— Start of Recorded information —
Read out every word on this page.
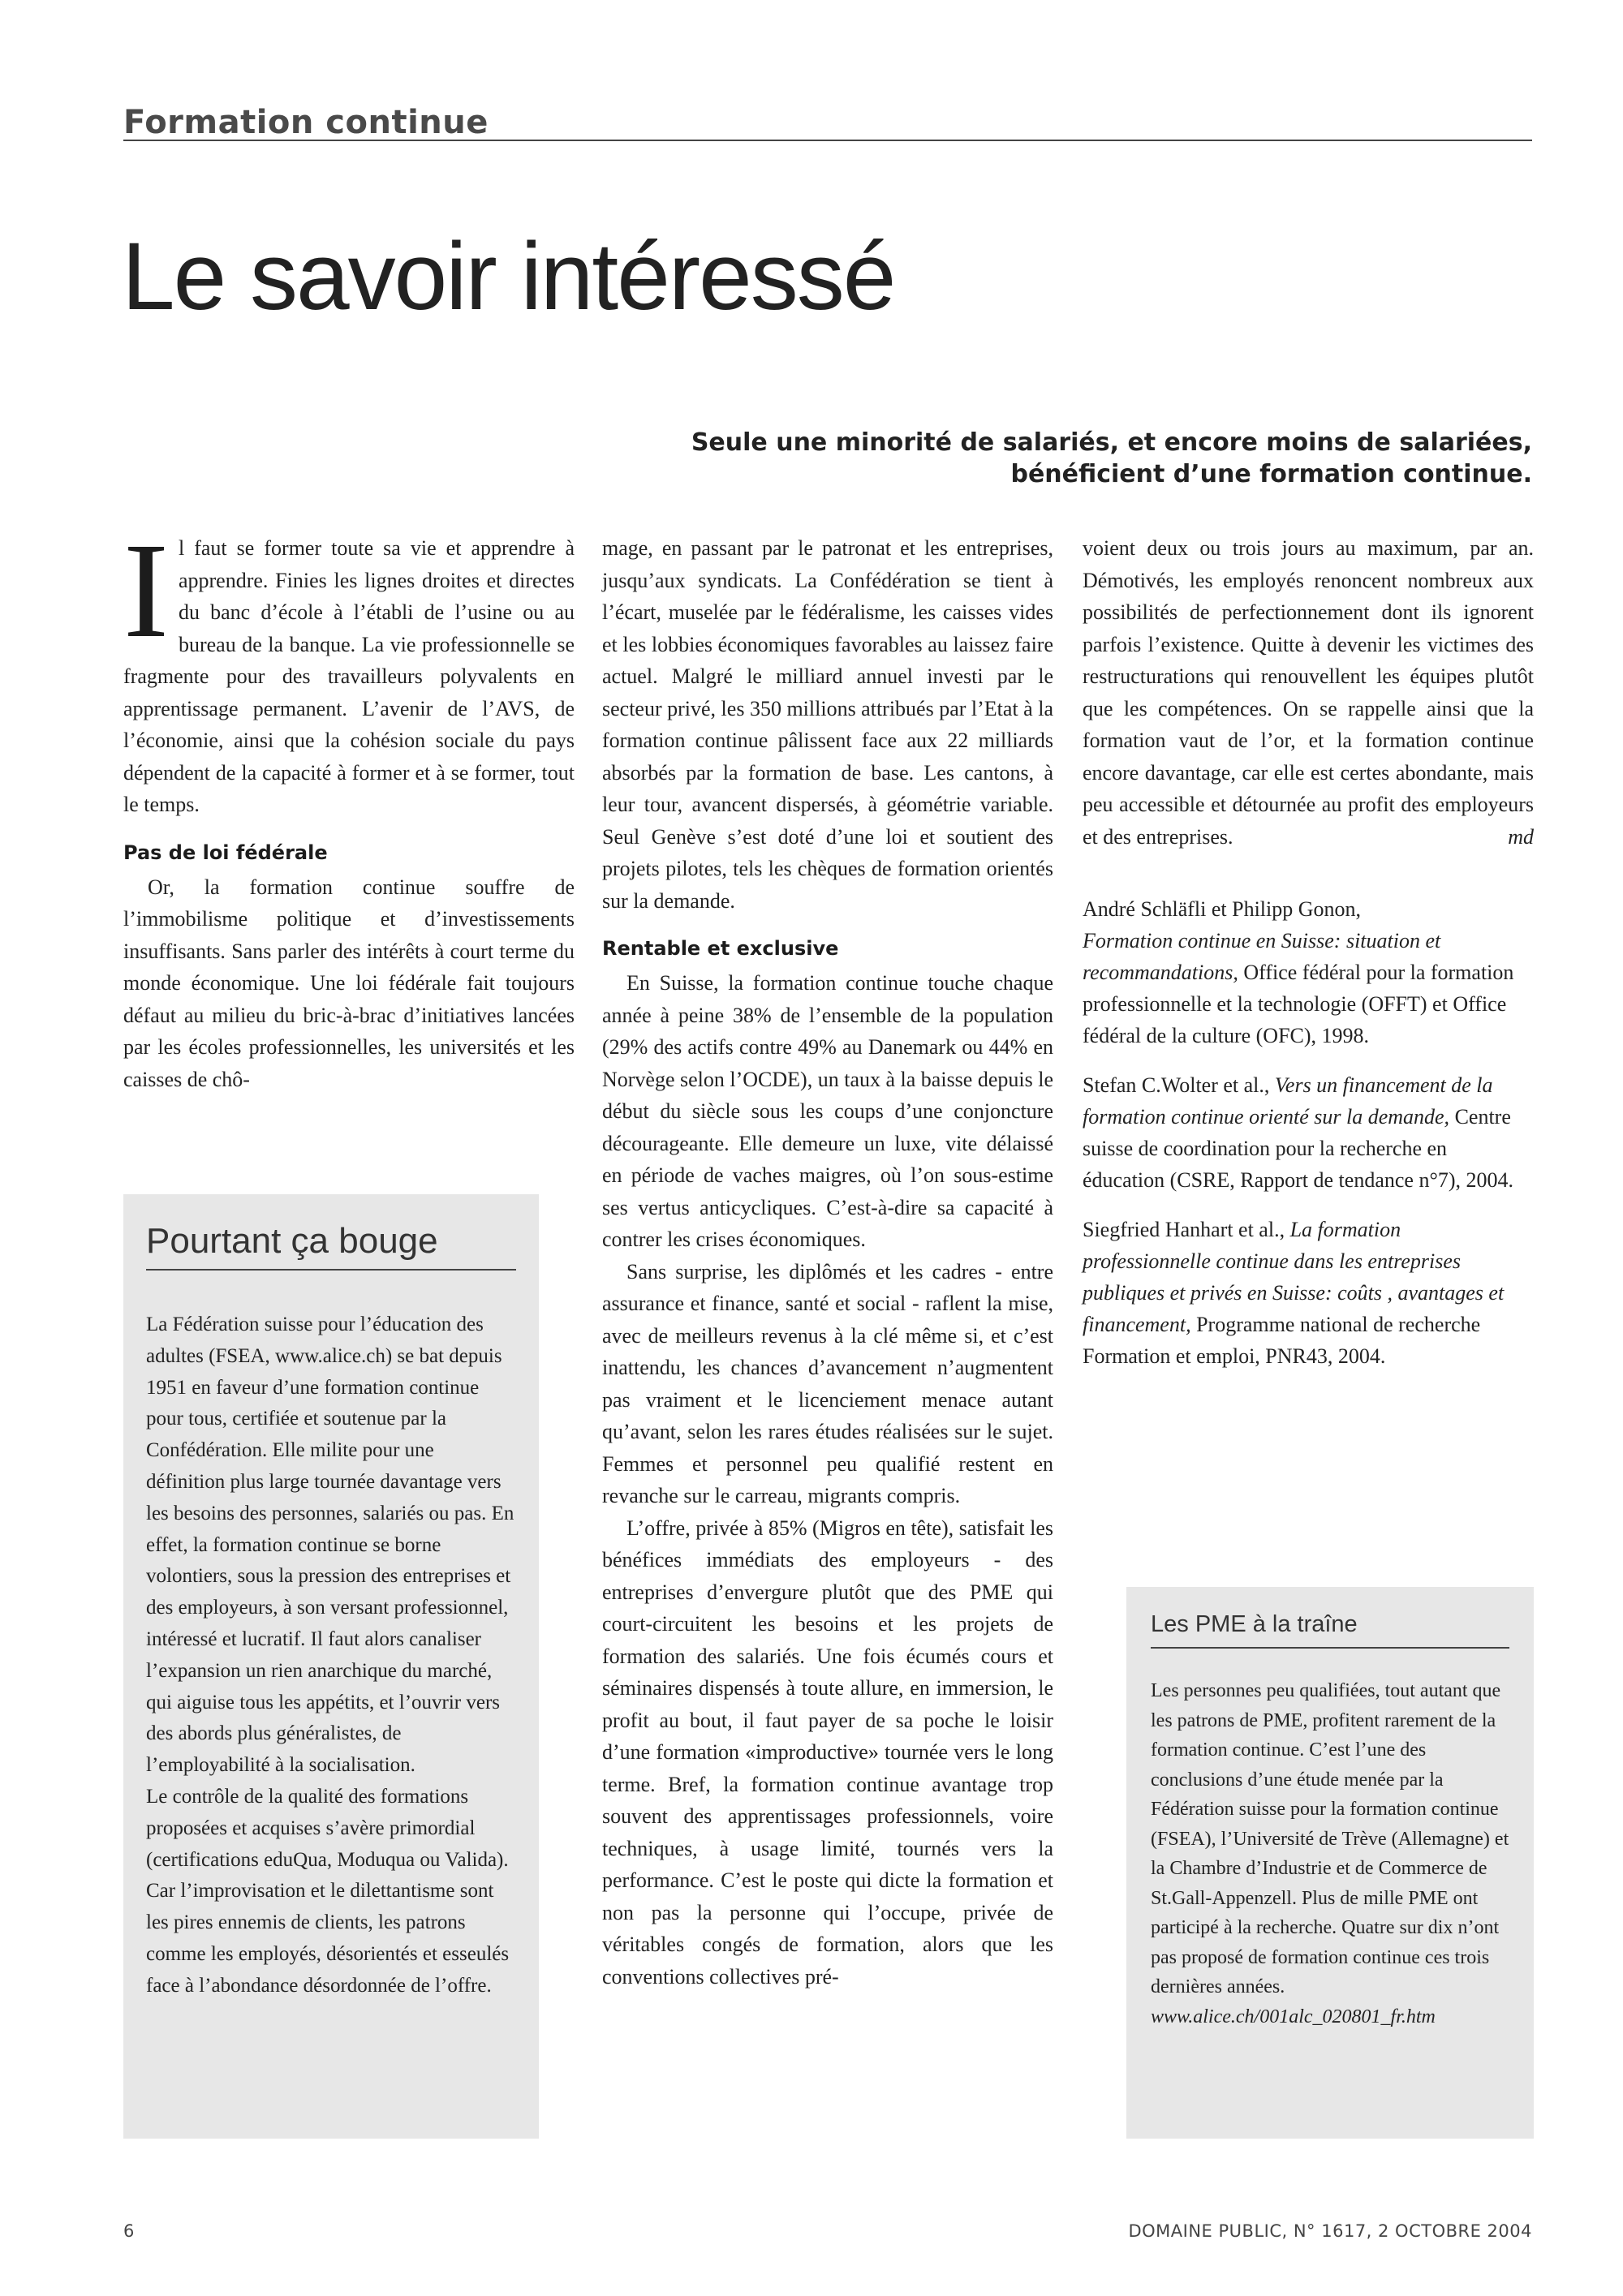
Formation continue
Le savoir intéressé

Seule une minorité de salariés, et encore moins de salariées, bénéficient d’une formation continue.

Il faut se former toute sa vie et apprendre à apprendre. Finies les lignes droites et directes du banc d’école à l’établi de l’usine ou au bureau de la banque. La vie professionnelle se fragmente pour des travailleurs polyvalents en apprentissage permanent. L’avenir de l’AVS, de l’économie, ainsi que la cohésion sociale du pays dépendent de la capacité à former et à se former, tout le temps.

Pas de loi fédérale

Or, la formation continue souffre de l’immobilisme politique et d’investissements insuffisants. Sans parler des intérêts à court terme du monde économique. Une loi fédérale fait toujours défaut au milieu du bric-à-brac d’initiatives lancées par les écoles professionnelles, les universités et les caisses de chô-

mage, en passant par le patronat et les entreprises, jusqu’aux syndicats. La Confédération se tient à l’écart, muselée par le fédéralisme, les caisses vides et les lobbies économiques favorables au laissez faire actuel. Malgré le milliard annuel investi par le secteur privé, les 350 millions attribués par l’Etat à la formation continue pâlissent face aux 22 milliards absorbés par la formation de base. Les cantons, à leur tour, avancent dispersés, à géométrie variable. Seul Genève s’est doté d’une loi et soutient des projets pilotes, tels les chèques de formation orientés sur la demande.

Rentable et exclusive

En Suisse, la formation continue touche chaque année à peine 38% de l’ensemble de la population (29% des actifs contre 49% au Danemark ou 44% en Norvège selon l’OCDE), un taux à la baisse depuis le début du siècle sous les coups d’une conjoncture décourageante. Elle demeure un luxe, vite délaissé en période de vaches maigres, où l’on sous-estime ses vertus anticycliques. C’est-à-dire sa capacité à contrer les crises économiques.

Sans surprise, les diplômés et les cadres - entre assurance et finance, santé et social - raflent la mise, avec de meilleurs revenus à la clé même si, et c’est inattendu, les chances d’avancement n’augmentent pas vraiment et le licenciement menace autant qu’avant, selon les rares études réalisées sur le sujet. Femmes et personnel peu qualifié restent en revanche sur le carreau, migrants compris.

L’offre, privée à 85% (Migros en tête), satisfait les bénéfices immédiats des employeurs - des entreprises d’envergure plutôt que des PME qui court-circuitent les besoins et les projets de formation des salariés. Une fois écumés cours et séminaires dispensés à toute allure, en immersion, le profit au bout, il faut payer de sa poche le loisir d’une formation «improductive» tournée vers le long terme. Bref, la formation continue avantage trop souvent des apprentissages professionnels, voire techniques, à usage limité, tournés vers la performance. C’est le poste qui dicte la formation et non pas la personne qui l’occupe, privée de véritables congés de formation, alors que les conventions collectives pré-

voient deux ou trois jours au maximum, par an. Démotivés, les employés renoncent nombreux aux possibilités de perfectionnement dont ils ignorent parfois l’existence. Quitte à devenir les victimes des restructurations qui renouvellent les équipes plutôt que les compétences. On se rappelle ainsi que la formation vaut de l’or, et la formation continue encore davantage, car elle est certes abondante, mais peu accessible et détournée au profit des employeurs et des entreprises.	md

André Schläfli et Philipp Gonon,
Formation continue en Suisse: situation et recommandations, Office fédéral pour la formation professionnelle et la technologie (OFFT) et Office fédéral de la culture (OFC), 1998.

Stefan C.Wolter et al., Vers un financement de la formation continue orienté sur la demande, Centre suisse de coordination pour la recherche en éducation (CSRE, Rapport de tendance n°7), 2004.

Siegfried Hanhart et al., La formation professionnelle continue dans les entreprises publiques et privés en Suisse: coûts , avantages et financement, Programme national de recherche Formation et emploi, PNR43, 2004.

Pourtant ça bouge

La Fédération suisse pour l’éducation des adultes (FSEA, www.alice.ch) se bat depuis 1951 en faveur d’une formation continue pour tous, certifiée et soutenue par la Confédération. Elle milite pour une définition plus large tournée davantage vers les besoins des personnes, salariés ou pas. En effet, la formation continue se borne volontiers, sous la pression des entreprises et des employeurs, à son versant professionnel, intéressé et lucratif. Il faut alors canaliser l’expansion un rien anarchique du marché, qui aiguise tous les appétits, et l’ouvrir vers des abords plus généralistes, de l’employabilité à la socialisation.

Le contrôle de la qualité des formations proposées et acquises s’avère primordial (certifications eduQua, Moduqua ou Valida). Car l’improvisation et le dilettantisme sont les pires ennemis de clients, les patrons comme les employés, désorientés et esseulés face à l’abondance désordonnée de l’offre.

Les PME à la traîne

Les personnes peu qualifiées, tout autant que les patrons de PME, profitent rarement de la formation continue. C’est l’une des conclusions d’une étude menée par la Fédération suisse pour la formation continue (FSEA), l’Université de Trève (Allemagne) et la Chambre d’Industrie et de Commerce de St.Gall-Appenzell. Plus de mille PME ont participé à la recherche. Quatre sur dix n’ont pas proposé de formation continue ces trois dernières années.

www.alice.ch/001alc_020801_fr.htm

6	DOMAINE PUBLIC, N° 1617, 2 OCTOBRE 2004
— End of Recorded information —
- [Set exercise]: Count how many lines in the data above hold the string "salariés", and give the number with no other words.

- [Expected output]: 3